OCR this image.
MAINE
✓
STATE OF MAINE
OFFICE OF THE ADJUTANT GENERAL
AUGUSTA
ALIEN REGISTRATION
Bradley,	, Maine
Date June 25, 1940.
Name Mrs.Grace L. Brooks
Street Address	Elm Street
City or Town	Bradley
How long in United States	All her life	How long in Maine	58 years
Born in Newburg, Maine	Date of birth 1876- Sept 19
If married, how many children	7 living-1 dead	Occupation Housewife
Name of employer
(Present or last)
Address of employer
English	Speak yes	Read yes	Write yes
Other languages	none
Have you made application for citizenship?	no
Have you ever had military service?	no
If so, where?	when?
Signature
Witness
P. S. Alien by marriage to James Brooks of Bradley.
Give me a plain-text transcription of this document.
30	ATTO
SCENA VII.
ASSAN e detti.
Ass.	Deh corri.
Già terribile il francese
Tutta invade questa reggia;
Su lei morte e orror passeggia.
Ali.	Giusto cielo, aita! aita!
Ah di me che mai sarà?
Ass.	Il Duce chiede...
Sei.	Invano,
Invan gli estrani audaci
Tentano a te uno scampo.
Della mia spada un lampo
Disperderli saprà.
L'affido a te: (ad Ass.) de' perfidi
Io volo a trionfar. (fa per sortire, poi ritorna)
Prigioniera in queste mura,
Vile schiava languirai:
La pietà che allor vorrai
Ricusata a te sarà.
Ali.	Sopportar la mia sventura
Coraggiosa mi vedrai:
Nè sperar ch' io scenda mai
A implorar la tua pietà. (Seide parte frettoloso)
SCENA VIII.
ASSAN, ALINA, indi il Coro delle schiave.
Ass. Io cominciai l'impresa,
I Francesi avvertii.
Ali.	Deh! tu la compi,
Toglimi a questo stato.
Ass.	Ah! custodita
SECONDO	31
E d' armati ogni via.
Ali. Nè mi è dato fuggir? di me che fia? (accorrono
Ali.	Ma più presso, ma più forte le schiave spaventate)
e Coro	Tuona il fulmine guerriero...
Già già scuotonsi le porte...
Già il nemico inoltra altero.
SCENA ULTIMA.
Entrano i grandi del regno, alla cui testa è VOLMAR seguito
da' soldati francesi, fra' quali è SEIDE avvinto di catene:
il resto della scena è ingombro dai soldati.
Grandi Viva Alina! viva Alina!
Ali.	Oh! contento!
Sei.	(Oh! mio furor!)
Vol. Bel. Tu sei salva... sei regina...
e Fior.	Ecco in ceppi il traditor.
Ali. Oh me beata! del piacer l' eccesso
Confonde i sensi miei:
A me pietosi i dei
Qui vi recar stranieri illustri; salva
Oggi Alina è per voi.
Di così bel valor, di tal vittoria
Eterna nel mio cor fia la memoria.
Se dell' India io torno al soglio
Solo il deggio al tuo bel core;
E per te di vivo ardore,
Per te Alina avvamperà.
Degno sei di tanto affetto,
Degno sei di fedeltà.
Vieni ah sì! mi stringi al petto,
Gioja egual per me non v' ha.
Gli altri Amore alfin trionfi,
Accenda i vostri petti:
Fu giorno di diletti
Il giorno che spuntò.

#####

#### WHAT NEEDS TO BE DONE:
From the data above, work out how many lines hold "ASSAN". Answer with the number alone.

#### SOLUTION TO THE EXERCISE:
2